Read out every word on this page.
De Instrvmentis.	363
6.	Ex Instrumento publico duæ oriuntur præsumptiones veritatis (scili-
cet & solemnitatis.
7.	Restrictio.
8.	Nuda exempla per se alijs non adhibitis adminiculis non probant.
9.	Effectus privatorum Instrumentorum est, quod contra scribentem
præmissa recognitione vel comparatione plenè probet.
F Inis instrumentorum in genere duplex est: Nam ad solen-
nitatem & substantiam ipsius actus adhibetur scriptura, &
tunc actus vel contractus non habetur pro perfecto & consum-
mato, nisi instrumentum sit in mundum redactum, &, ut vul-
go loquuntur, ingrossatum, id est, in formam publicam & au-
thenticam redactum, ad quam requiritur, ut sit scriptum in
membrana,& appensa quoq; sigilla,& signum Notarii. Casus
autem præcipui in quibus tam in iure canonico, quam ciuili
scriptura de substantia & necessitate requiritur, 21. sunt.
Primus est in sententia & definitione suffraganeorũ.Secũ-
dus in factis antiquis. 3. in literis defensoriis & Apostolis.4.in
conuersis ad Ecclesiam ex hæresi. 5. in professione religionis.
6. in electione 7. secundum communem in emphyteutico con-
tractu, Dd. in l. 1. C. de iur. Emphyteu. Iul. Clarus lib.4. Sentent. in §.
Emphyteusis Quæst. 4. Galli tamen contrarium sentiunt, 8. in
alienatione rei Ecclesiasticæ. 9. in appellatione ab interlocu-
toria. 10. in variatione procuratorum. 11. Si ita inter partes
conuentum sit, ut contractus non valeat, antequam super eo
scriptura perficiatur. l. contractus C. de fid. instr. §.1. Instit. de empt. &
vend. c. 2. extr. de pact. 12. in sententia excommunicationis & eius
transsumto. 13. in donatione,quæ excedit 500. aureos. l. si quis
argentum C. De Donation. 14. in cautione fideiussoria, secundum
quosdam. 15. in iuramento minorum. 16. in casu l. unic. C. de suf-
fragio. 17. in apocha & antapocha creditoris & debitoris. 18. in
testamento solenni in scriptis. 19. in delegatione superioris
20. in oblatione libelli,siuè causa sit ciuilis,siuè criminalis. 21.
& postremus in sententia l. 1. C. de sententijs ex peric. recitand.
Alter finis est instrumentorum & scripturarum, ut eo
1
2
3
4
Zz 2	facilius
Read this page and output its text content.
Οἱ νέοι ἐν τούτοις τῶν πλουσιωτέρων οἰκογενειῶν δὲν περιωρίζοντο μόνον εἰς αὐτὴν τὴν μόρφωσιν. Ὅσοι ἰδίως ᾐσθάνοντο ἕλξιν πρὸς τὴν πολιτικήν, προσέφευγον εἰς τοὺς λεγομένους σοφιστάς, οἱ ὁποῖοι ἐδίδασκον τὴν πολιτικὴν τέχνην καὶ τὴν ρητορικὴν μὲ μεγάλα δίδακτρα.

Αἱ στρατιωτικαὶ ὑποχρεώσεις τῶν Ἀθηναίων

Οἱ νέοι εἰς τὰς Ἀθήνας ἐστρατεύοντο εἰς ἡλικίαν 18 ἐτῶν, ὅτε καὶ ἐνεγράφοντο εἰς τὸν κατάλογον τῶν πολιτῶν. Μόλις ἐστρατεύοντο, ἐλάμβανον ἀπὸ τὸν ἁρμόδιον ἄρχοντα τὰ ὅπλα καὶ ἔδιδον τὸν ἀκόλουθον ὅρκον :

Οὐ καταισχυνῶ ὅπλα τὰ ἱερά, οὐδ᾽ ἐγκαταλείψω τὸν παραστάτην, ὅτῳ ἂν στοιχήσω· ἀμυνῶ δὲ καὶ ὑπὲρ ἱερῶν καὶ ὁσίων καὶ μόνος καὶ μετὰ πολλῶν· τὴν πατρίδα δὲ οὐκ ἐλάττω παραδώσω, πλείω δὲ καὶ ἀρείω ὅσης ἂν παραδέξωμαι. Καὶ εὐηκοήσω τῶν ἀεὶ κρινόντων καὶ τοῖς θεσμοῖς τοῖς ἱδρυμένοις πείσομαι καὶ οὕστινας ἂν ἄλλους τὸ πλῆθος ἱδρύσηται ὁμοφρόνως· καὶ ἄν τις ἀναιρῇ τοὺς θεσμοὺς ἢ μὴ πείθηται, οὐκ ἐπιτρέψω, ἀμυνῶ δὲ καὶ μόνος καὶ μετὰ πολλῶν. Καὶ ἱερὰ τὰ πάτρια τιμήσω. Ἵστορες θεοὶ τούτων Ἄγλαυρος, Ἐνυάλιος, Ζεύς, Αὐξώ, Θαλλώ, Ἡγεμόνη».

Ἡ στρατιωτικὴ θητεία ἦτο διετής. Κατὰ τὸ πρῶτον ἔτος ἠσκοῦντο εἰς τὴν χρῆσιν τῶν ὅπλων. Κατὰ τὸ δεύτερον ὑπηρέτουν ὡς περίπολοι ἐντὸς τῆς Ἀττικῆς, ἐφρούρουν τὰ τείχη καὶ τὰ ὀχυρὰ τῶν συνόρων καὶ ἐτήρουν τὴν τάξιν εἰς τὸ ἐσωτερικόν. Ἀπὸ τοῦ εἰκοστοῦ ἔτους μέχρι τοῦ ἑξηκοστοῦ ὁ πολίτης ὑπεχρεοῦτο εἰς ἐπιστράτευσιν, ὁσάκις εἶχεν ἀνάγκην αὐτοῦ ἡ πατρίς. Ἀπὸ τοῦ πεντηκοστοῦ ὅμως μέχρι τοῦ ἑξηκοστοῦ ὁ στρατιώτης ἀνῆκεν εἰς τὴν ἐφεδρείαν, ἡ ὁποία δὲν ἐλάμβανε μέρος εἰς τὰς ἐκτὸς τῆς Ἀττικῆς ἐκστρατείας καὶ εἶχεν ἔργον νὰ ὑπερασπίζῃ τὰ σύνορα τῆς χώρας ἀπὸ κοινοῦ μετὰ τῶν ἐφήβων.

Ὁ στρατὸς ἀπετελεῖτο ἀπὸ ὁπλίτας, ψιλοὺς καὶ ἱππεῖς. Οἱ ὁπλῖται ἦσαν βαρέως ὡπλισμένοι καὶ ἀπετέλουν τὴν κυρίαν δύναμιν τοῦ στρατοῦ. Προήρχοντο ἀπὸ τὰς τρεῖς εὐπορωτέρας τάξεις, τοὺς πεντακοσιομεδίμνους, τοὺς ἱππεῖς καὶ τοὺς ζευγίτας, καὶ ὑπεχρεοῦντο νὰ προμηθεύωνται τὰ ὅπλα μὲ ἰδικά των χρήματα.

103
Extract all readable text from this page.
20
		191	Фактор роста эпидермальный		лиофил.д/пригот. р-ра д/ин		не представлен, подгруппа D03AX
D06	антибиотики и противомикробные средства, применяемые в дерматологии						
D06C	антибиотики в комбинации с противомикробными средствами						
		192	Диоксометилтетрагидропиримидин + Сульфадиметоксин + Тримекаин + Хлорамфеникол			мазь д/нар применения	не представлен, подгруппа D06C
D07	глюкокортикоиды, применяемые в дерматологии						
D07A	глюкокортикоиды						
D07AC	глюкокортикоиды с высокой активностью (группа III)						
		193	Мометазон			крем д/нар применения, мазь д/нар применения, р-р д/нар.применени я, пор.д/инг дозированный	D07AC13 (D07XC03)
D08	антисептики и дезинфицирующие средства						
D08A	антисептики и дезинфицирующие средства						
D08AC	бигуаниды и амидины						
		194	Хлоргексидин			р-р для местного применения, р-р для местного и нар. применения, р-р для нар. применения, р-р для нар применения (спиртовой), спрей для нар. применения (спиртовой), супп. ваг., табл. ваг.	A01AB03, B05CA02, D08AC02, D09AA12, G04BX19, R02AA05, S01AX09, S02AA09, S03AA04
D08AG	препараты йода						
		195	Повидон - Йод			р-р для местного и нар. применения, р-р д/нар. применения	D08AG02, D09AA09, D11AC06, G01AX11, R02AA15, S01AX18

──────────────────────────────

WHAT IS ASKED:
Each line that has the word "μετὰ" counts once. How many such lines are in the data? Give the number alone.

RESULT OF THE TASK:
2